The task: Copy each line below in which the word "value" occurs.

[A run of records]
>>>>
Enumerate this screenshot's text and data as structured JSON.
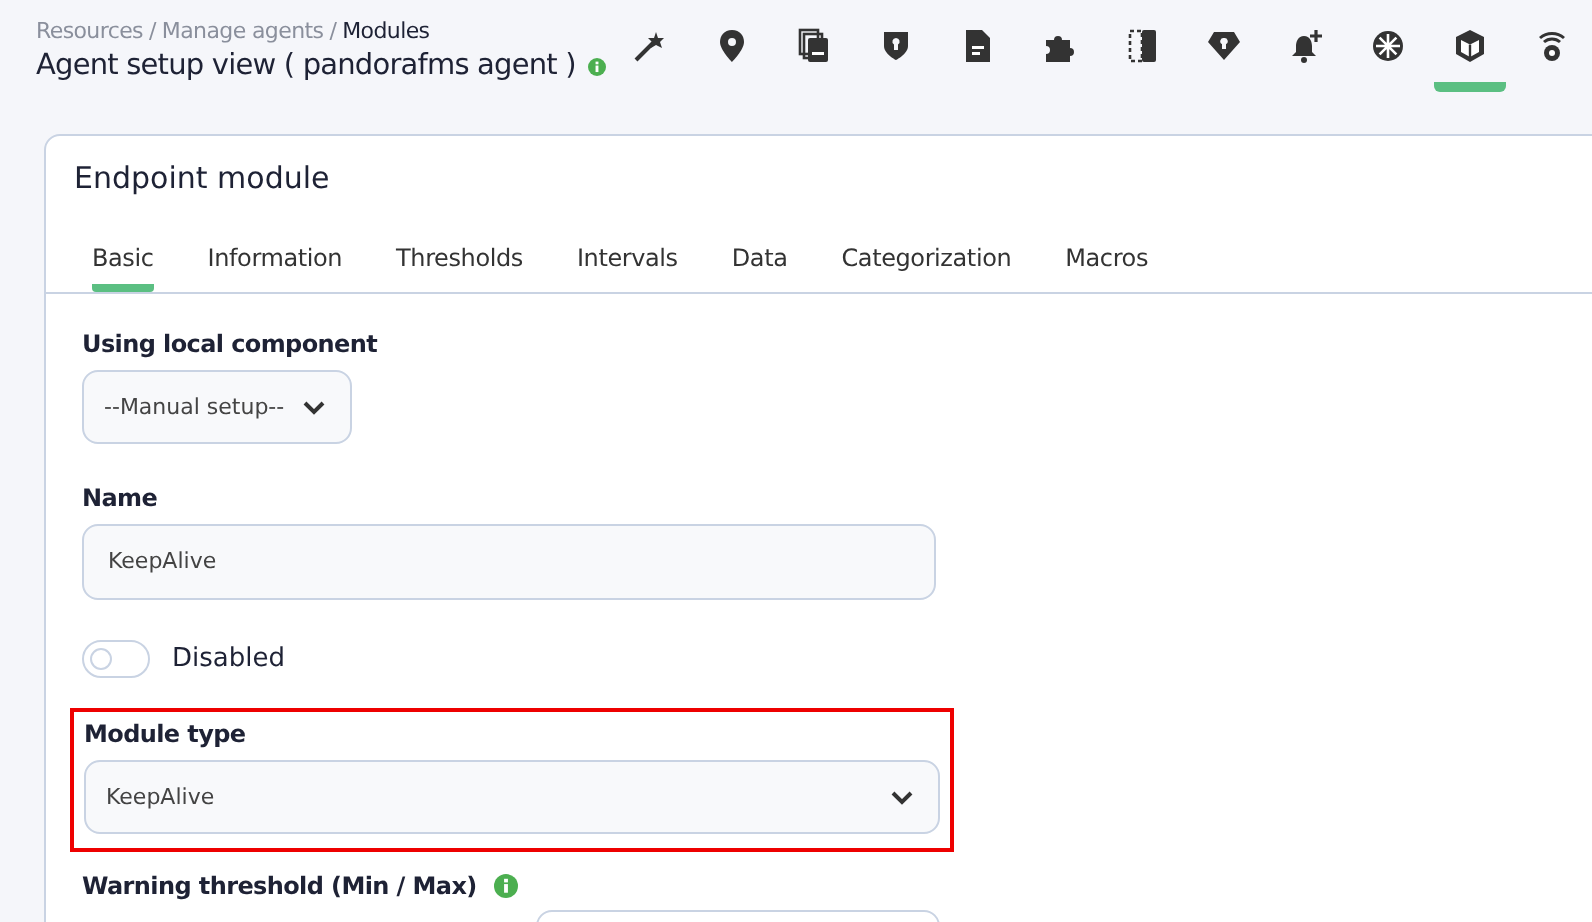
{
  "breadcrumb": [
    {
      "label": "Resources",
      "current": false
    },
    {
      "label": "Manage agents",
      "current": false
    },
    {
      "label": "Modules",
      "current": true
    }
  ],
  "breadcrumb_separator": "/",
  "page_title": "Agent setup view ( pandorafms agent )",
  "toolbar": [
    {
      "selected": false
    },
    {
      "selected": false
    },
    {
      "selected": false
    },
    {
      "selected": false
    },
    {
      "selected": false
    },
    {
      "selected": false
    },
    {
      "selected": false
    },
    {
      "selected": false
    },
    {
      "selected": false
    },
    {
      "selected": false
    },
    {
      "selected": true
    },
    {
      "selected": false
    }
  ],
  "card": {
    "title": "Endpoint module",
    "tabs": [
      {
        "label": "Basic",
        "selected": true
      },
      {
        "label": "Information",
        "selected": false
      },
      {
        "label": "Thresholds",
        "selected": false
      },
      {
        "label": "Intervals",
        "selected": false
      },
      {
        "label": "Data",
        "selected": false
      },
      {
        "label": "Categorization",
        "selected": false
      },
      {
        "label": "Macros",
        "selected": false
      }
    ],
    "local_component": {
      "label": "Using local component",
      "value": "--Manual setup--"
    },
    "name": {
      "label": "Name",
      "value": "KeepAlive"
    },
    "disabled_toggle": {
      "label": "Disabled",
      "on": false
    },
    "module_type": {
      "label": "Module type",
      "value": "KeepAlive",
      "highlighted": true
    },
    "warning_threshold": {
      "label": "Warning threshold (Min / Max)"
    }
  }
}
<<<<
>>>>
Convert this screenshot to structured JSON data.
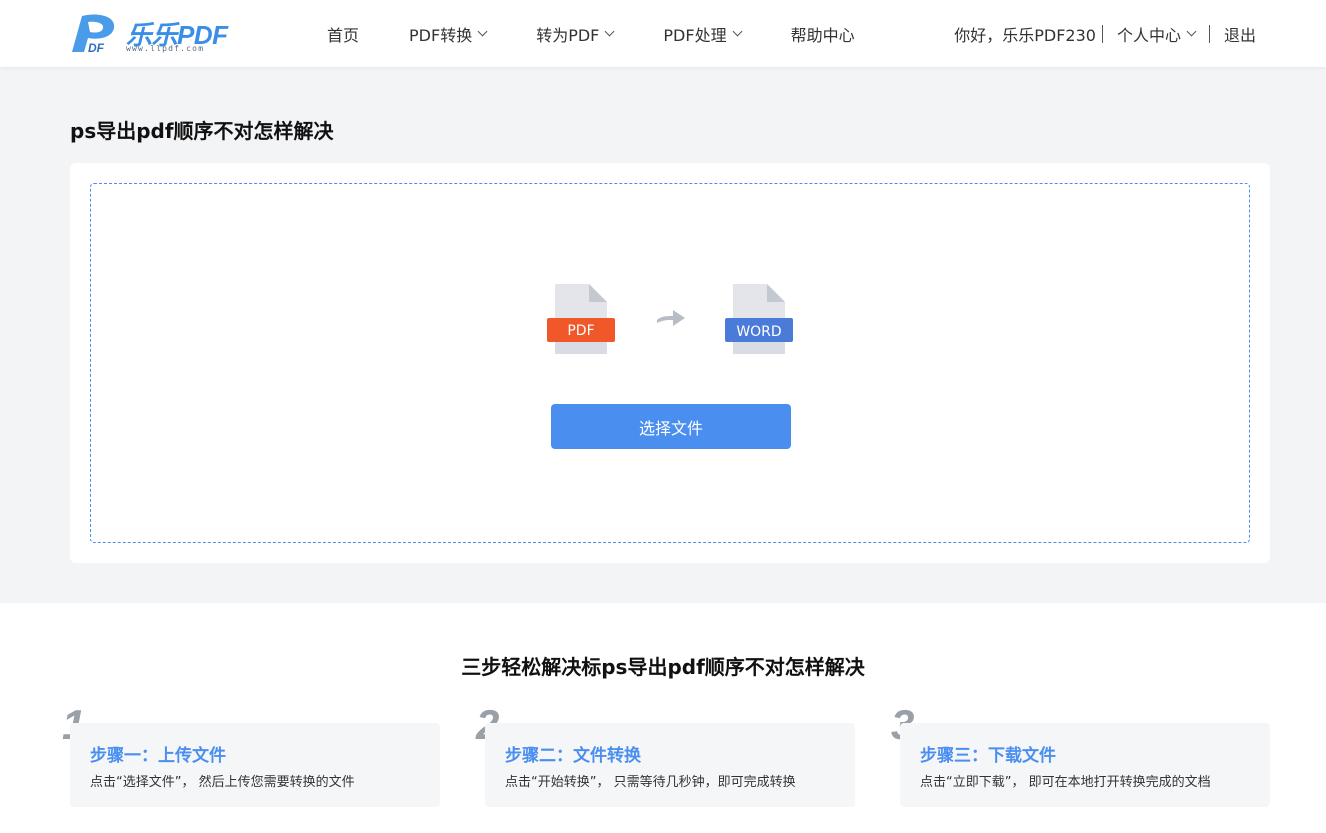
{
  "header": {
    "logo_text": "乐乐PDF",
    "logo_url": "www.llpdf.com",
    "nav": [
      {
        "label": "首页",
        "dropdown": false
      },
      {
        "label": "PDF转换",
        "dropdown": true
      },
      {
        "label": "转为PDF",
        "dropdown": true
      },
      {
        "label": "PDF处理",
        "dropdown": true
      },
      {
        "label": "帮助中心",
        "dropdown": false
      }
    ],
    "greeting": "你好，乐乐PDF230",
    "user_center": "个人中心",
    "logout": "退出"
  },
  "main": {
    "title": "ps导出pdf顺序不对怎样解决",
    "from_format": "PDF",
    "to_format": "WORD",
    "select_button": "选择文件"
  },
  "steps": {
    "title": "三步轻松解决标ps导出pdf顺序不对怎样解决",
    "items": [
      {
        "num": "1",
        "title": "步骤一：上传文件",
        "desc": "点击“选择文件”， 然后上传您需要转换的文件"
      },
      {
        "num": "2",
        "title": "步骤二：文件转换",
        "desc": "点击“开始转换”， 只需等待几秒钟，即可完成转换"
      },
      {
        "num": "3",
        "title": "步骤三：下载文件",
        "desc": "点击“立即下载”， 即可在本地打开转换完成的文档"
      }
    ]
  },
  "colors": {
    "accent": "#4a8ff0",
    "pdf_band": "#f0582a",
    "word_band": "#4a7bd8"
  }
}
<<<<
Full answer:
      "value": "--Manual setup--"
      "value": "KeepAlive"
      "value": "KeepAlive",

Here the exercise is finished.